▶ _YOUR INSTRUCTIONS_:
Write every record out again exactly, and keep images out of it.

▶ _INPUT RECORDS_:
|---|

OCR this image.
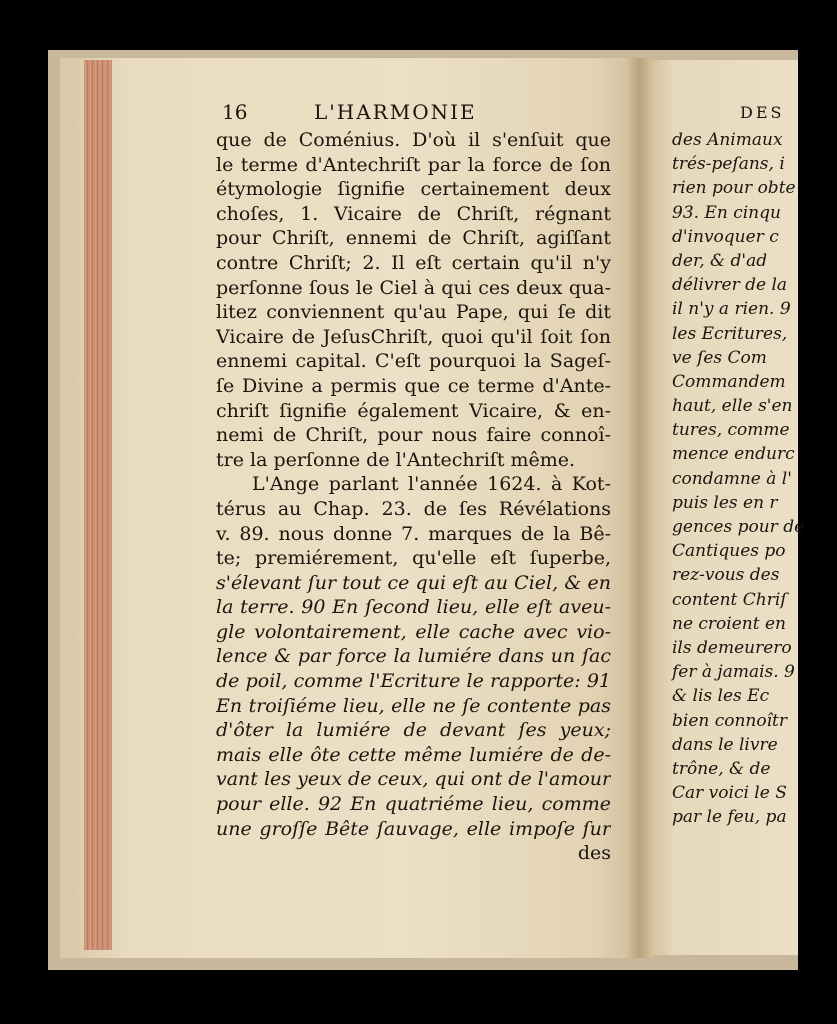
16	L'HARMONIE
que de Coménius. D'où il s'enſuit que
le terme d'Antechriſt par la force de ſon
étymologie ſignifie certainement deux
choſes, 1. Vicaire de Chriſt, régnant
pour Chriſt, ennemi de Chriſt, agiſſant
contre Chriſt; 2. Il eſt certain qu'il n'y
perſonne ſous le Ciel à qui ces deux qua-
litez conviennent qu'au Pape, qui ſe dit
Vicaire de JeſusChriſt, quoi qu'il ſoit ſon
ennemi capital. C'eſt pourquoi la Sageſ-
ſe Divine a permis que ce terme d'Ante-
chriſt ſignifie également Vicaire, & en-
nemi de Chriſt, pour nous faire connoî-
tre la perſonne de l'Antechriſt même.
L'Ange parlant l'année 1624. à Kot-
térus au Chap. 23. de ſes Révélations
v. 89. nous donne 7. marques de la Bê-
te; premiérement, qu'elle eſt ſuperbe,
s'élevant ſur tout ce qui eſt au Ciel, & en
la terre. 90 En ſecond lieu, elle eſt aveu-
gle volontairement, elle cache avec vio-
lence & par force la lumiére dans un ſac
de poil, comme l'Ecriture le rapporte: 91
En troiſiéme lieu, elle ne ſe contente pas
d'ôter la lumiére de devant ſes yeux;
mais elle ôte cette même lumiére de de-
vant les yeux de ceux, qui ont de l'amour
pour elle. 92 En quatriéme lieu, comme
une groſſe Bête ſauvage, elle impoſe ſur
des
DES
des Animaux
trés-peſans, i
rien pour obte
93. En cinqu
d'invoquer c
der, & d'ad
délivrer de la
il n'y a rien. 9
les Ecritures,
ve ſes Com
Commandem
haut, elle s'en
tures, comme
mence endurc
condamne à l'
puis les en r
gences pour de
Cantiques po
rez-vous des
content Chriſ
ne croient en
ils demeurero
fer à jamais. 9
& lis les Ec
bien connoîtr
dans le livre
trône, & de
Car voici le S
par le feu, pa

|---|

▶ _ANSWER TO THE PROBLEM_:
OCR this image.
16	L'HARMONIE
que de Coménius. D'où il s'enſuit que
le terme d'Antechriſt par la force de ſon
étymologie ſignifie certainement deux
choſes, 1. Vicaire de Chriſt, régnant
pour Chriſt, ennemi de Chriſt, agiſſant
contre Chriſt; 2. Il eſt certain qu'il n'y
perſonne ſous le Ciel à qui ces deux qua-
litez conviennent qu'au Pape, qui ſe dit
Vicaire de JeſusChriſt, quoi qu'il ſoit ſon
ennemi capital. C'eſt pourquoi la Sageſ-
ſe Divine a permis que ce terme d'Ante-
chriſt ſignifie également Vicaire, & en-
nemi de Chriſt, pour nous faire connoî-
tre la perſonne de l'Antechriſt même.
L'Ange parlant l'année 1624. à Kot-
térus au Chap. 23. de ſes Révélations
v. 89. nous donne 7. marques de la Bê-
te; premiérement, qu'elle eſt ſuperbe,
s'élevant ſur tout ce qui eſt au Ciel, & en
la terre. 90 En ſecond lieu, elle eſt aveu-
gle volontairement, elle cache avec vio-
lence & par force la lumiére dans un ſac
de poil, comme l'Ecriture le rapporte: 91
En troiſiéme lieu, elle ne ſe contente pas
d'ôter la lumiére de devant ſes yeux;
mais elle ôte cette même lumiére de de-
vant les yeux de ceux, qui ont de l'amour
pour elle. 92 En quatriéme lieu, comme
une groſſe Bête ſauvage, elle impoſe ſur
des
DES
des Animaux
trés-peſans, i
rien pour obte
93. En cinqu
d'invoquer c
der, & d'ad
délivrer de la
il n'y a rien. 9
les Ecritures,
ve ſes Com
Commandem
haut, elle s'en
tures, comme
mence endurc
condamne à l'
puis les en r
gences pour de
Cantiques po
rez-vous des
content Chriſ
ne croient en
ils demeurero
fer à jamais. 9
& lis les Ec
bien connoîtr
dans le livre
trône, & de
Car voici le S
par le feu, pa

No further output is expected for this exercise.